● What you should do:
Filter the listing and keep only the lines with the word "жолмен".

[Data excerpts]

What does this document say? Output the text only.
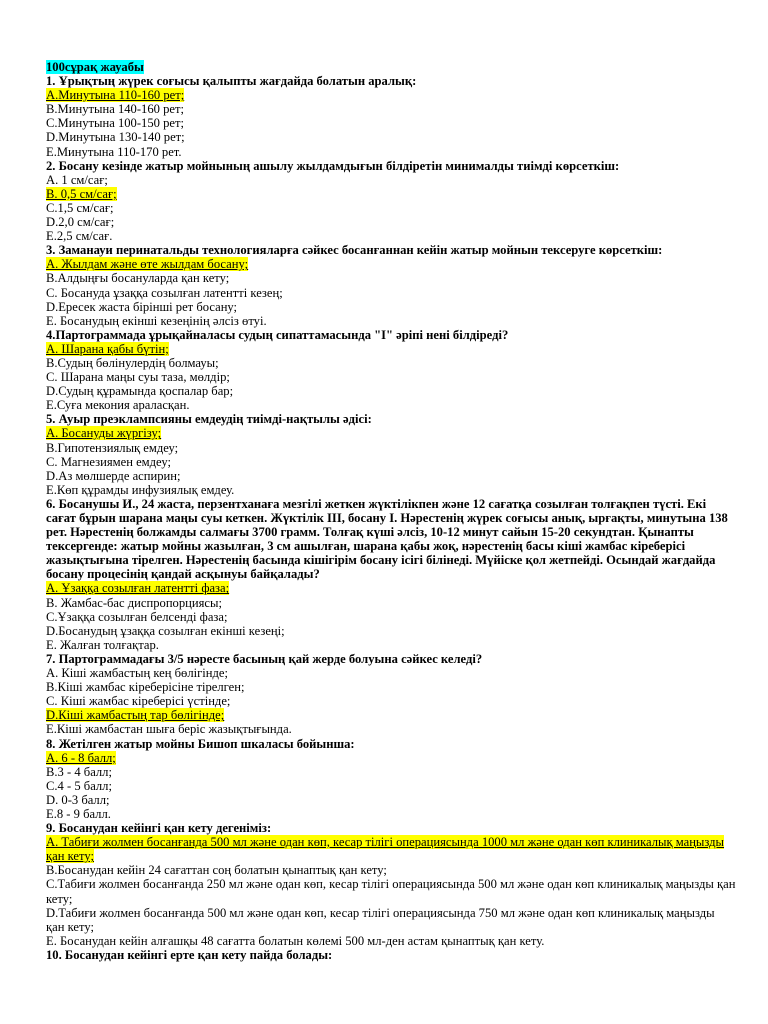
100сұрақ жауабы
1. Ұрықтың жүрек соғысы қалыпты жағдайда болатын аралық:
A.Минутына 110-160 рет;
B.Минутына 140-160 рет;
C.Минутына 100-150 рет;
D.Минутына 130-140 рет;
E.Минутына 110-170 рет.
2. Босану кезінде жатыр мойнының ашылу жылдамдығын білдіретін минималды тиімді көрсеткіш:
A. 1 см/сағ;
B. 0,5 см/сағ;
C.1,5 см/сағ;
D.2,0 см/сағ;
E.2,5 см/сағ.
3. Заманауи перинатальды технологияларға сәйкес босанғаннан кейін жатыр мойнын тексеруге көрсеткіш:
A. Жылдам және өте жылдам босану;
B.Алдыңғы босануларда қан кету;
C. Босануда ұзаққа созылған латентті кезең;
D.Ересек жаста бірінші рет босану;
E. Босанудың екінші кезеңінің әлсіз өтуі.
4.Партограммада ұрықайналасы судың сипаттамасында "I" әріпі нені білдіреді?
A. Шарана қабы бүтін;
B.Судың бөлінулердің болмауы;
C. Шарана маңы суы таза, мөлдір;
D.Судың құрамында қоспалар бар;
E.Суға мекония араласқан.
5. Ауыр преэклампсияны емдеудің тиімді-нақтылы әдісі:
A. Босануды жүргізу;
B.Гипотензиялық емдеу;
C. Магнезиямен емдеу;
D.Аз мөлшерде аспирин;
E.Көп құрамды инфузиялық емдеу.
6. Босанушы И., 24 жаста, перзентханаға мезгілі жеткен жүктілікпен және 12 сағатқа созылған толғақпен түсті. Екі сағат бұрын шарана маңы суы кеткен. Жүктілік III, босану I. Нәрестенің жүрек соғысы анық, ырғақты, минутына 138 рет. Нәрестенің болжамды салмағы 3700 грамм. Толғақ күші әлсіз, 10-12 минут сайын 15-20 секундтан. Қынапты тексергенде: жатыр мойны жазылған, 3 см ашылған, шарана қабы жоқ, нәрестенің басы кіші жамбас кіреберісі жазықтығына тірелген. Нәрестенің басында кішігірім босану ісігі білінеді. Мүйіске қол жетпейді. Осындай жағдайда босану процесінің қандай асқынуы байқалады?
A. Ұзаққа созылған латентті фаза;
B. Жамбас-бас диспропорциясы;
C.Ұзаққа созылған белсенді фаза;
D.Босанудың ұзаққа созылған екінші кезеңі;
E. Жалған толғақтар.
7. Партограммадағы 3/5 нәресте басының қай жерде болуына сәйкес келеді?
A. Кіші жамбастың кең бөлігінде;
B.Кіші жамбас кіреберісіне тірелген;
C. Кіші жамбас кіреберісі үстінде;
D.Кіші жамбастың тар бөлігінде;
E.Кіші жамбастан шыға беріс жазықтығында.
8. Жетілген жатыр мойны Бишоп шкаласы бойынша:
A. 6 - 8 балл;
B.3 - 4 балл;
C.4 - 5 балл;
D. 0-3 балл;
E.8 - 9 балл.
9. Босанудан кейінгі қан кету дегеніміз:
A. Табиғи жолмен босанғанда 500 мл және одан көп, кесар тілігі операциясында 1000 мл және одан көп клиникалық маңызды қан кету;
B.Босанудан кейін 24 сағаттан соң болатын қынаптық қан кету;
C.Табиғи жолмен босанғанда 250 мл және одан көп, кесар тілігі операциясында 500 мл және одан көп клиникалық маңызды қан кету;
D.Табиғи жолмен босанғанда 500 мл және одан көп, кесар тілігі операциясында 750 мл және одан көп клиникалық маңызды қан кету;
E. Босанудан кейін алғашқы 48 сағатта болатын көлемі 500 мл-ден астам қынаптық қан кету.
10. Босанудан кейінгі ерте қан кету пайда болады:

● Task result:
A. Табиғи жолмен босанғанда 500 мл және одан көп, кесар тілігі операциясында 1000 мл және одан көп клиникалық маңызды қан кету;
C.Табиғи жолмен босанғанда 250 мл және одан көп, кесар тілігі операциясында 500 мл және одан көп клиникалық маңызды қан кету;
D.Табиғи жолмен босанғанда 500 мл және одан көп, кесар тілігі операциясында 750 мл және одан көп клиникалық маңызды қан кету;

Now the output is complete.